▸ **Task goal**:
Copy every line of the material below word for word, leaving out the pictures.

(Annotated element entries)
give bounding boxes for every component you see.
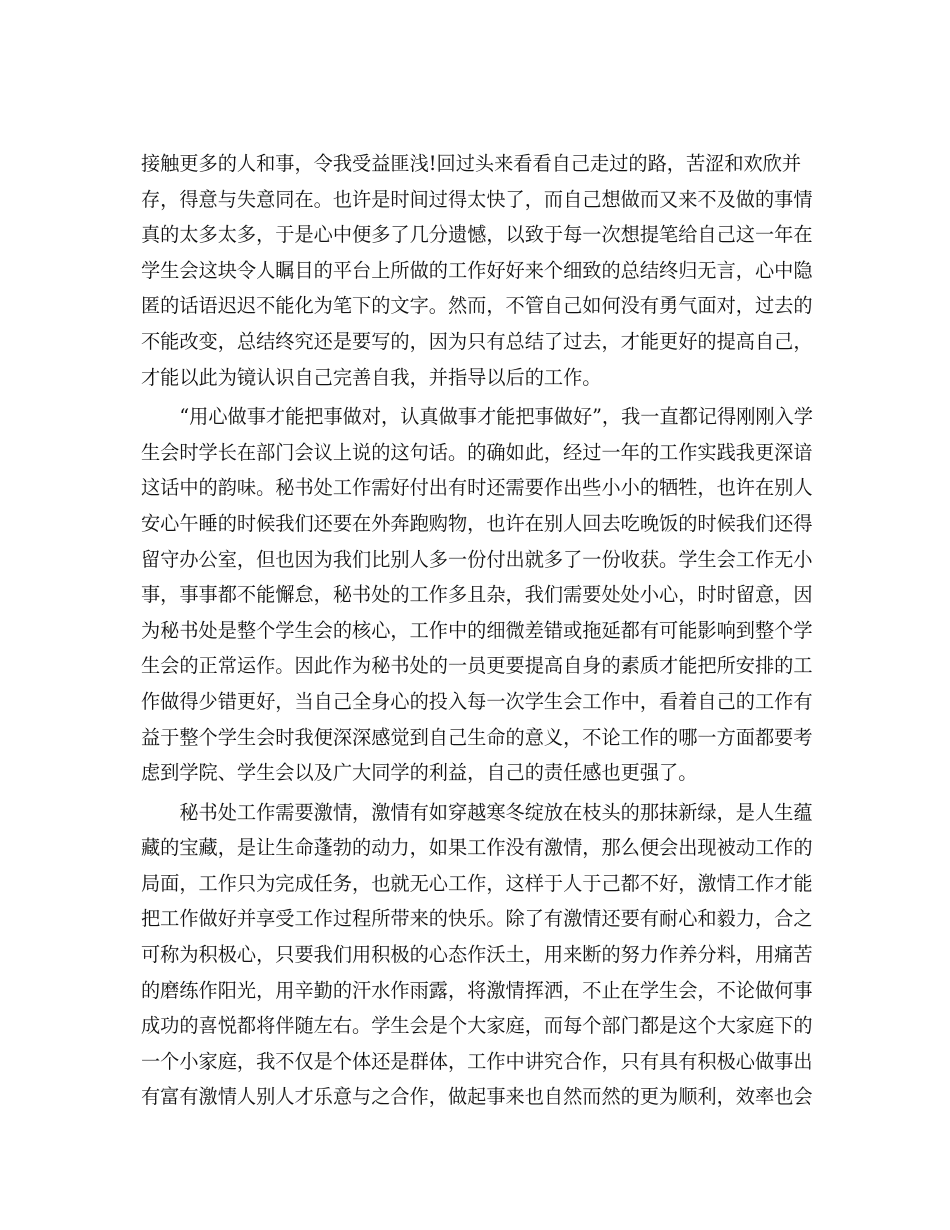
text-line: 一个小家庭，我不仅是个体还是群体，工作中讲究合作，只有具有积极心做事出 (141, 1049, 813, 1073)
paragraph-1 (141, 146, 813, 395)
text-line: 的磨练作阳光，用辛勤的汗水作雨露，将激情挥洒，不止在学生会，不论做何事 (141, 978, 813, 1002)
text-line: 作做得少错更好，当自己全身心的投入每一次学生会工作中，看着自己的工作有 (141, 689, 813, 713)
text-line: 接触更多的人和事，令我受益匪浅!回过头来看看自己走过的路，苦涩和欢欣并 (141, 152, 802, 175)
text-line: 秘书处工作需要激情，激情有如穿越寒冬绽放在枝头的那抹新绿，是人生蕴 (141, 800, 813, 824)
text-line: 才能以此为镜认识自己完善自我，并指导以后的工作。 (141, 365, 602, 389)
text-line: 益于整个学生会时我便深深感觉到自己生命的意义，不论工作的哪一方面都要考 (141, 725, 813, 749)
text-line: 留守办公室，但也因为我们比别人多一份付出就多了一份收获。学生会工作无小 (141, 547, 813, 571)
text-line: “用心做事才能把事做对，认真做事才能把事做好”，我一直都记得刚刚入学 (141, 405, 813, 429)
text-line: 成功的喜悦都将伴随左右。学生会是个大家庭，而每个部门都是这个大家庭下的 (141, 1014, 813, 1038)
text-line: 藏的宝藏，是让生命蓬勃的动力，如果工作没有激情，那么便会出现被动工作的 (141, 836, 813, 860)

▸ **Complete output**:
give bounding boxes for every component you see.
text-line: 一个小家庭，我不仅是个体还是群体，工作中讲究合作，只有具有积极心做事出 (141, 1049, 813, 1073)
paragraph-1 (141, 146, 813, 395)
text-line: 的磨练作阳光，用辛勤的汗水作雨露，将激情挥洒，不止在学生会，不论做何事 (141, 978, 813, 1002)
text-line: 作做得少错更好，当自己全身心的投入每一次学生会工作中，看着自己的工作有 (141, 689, 813, 713)
text-line: 接触更多的人和事，令我受益匪浅!回过头来看看自己走过的路，苦涩和欢欣并 (141, 152, 802, 175)
text-line: 秘书处工作需要激情，激情有如穿越寒冬绽放在枝头的那抹新绿，是人生蕴 (141, 800, 813, 824)
text-line: 才能以此为镜认识自己完善自我，并指导以后的工作。 (141, 365, 602, 389)
text-line: 益于整个学生会时我便深深感觉到自己生命的意义，不论工作的哪一方面都要考 (141, 725, 813, 749)
text-line: 留守办公室，但也因为我们比别人多一份付出就多了一份收获。学生会工作无小 (141, 547, 813, 571)
text-line: “用心做事才能把事做对，认真做事才能把事做好”，我一直都记得刚刚入学 (141, 405, 813, 429)
text-line: 成功的喜悦都将伴随左右。学生会是个大家庭，而每个部门都是这个大家庭下的 (141, 1014, 813, 1038)
text-line: 藏的宝藏，是让生命蓬勃的动力，如果工作没有激情，那么便会出现被动工作的 (141, 836, 813, 860)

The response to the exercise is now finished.